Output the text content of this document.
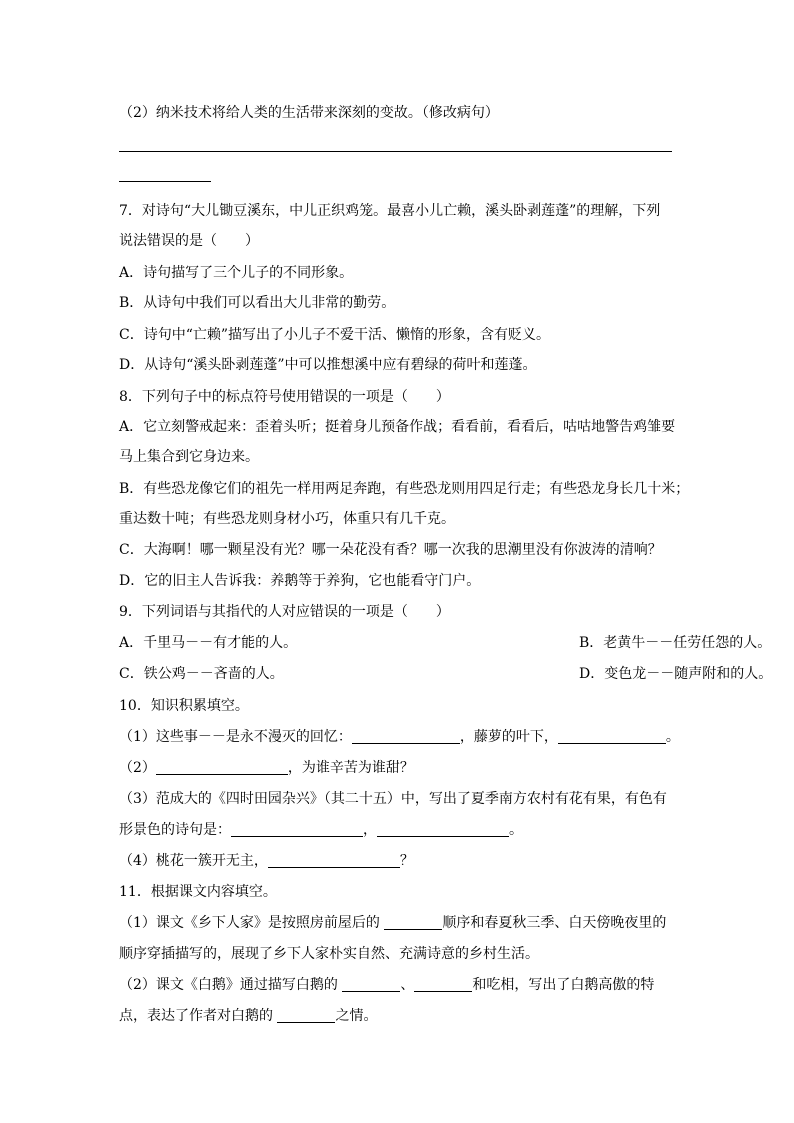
（2）纳米技术将给人类的生活带来深刻的变故。（修改病句）
7．对诗句“大儿锄豆溪东，中儿正织鸡笼。最喜小儿亡赖，溪头卧剥莲蓬”的理解，下列
说法错误的是（　　）
A．诗句描写了三个儿子的不同形象。
B．从诗句中我们可以看出大儿非常的勤劳。
C．诗句中“亡赖”描写出了小儿子不爱干活、懒惰的形象，含有贬义。
D．从诗句“溪头卧剥莲蓬”中可以推想溪中应有碧绿的荷叶和莲蓬。
8．下列句子中的标点符号使用错误的一项是（　　）
A．它立刻警戒起来：歪着头听；挺着身儿预备作战；看看前，看看后，咕咕地警告鸡雏要
马上集合到它身边来。
B．有些恐龙像它们的祖先一样用两足奔跑，有些恐龙则用四足行走；有些恐龙身长几十米；
重达数十吨；有些恐龙则身材小巧，体重只有几千克。
C．大海啊！哪一颗星没有光？哪一朵花没有香？哪一次我的思潮里没有你波涛的清响？
D．它的旧主人告诉我：养鹅等于养狗，它也能看守门户。
9．下列词语与其指代的人对应错误的一项是（　　）
A．千里马－－有才能的人。	B．老黄牛－－任劳任怨的人。
C．铁公鸡－－吝啬的人。	D．变色龙－－随声附和的人。
10．知识积累填空。
（1）这些事－－是永不漫灭的回忆：	，藤萝的叶下，	。
（2）	，为谁辛苦为谁甜？
（3）范成大的《四时田园杂兴》（其二十五）中，写出了夏季南方农村有花有果，有色有
形景色的诗句是：	，	。
（4）桃花一簇开无主，	？
11．根据课文内容填空。
（1）课文《乡下人家》是按照房前屋后的	顺序和春夏秋三季、白天傍晚夜里的
顺序穿插描写的，展现了乡下人家朴实自然、充满诗意的乡村生活。
（2）课文《白鹅》通过描写白鹅的	、	和吃相，写出了白鹅高傲的特
点，表达了作者对白鹅的	之情。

## Problem details
Which lines include the word "溪头卧剥莲蓬"? List them all.

## Finished exercise
7．对诗句“大儿锄豆溪东，中儿正织鸡笼。最喜小儿亡赖，溪头卧剥莲蓬”的理解，下列
D．从诗句“溪头卧剥莲蓬”中可以推想溪中应有碧绿的荷叶和莲蓬。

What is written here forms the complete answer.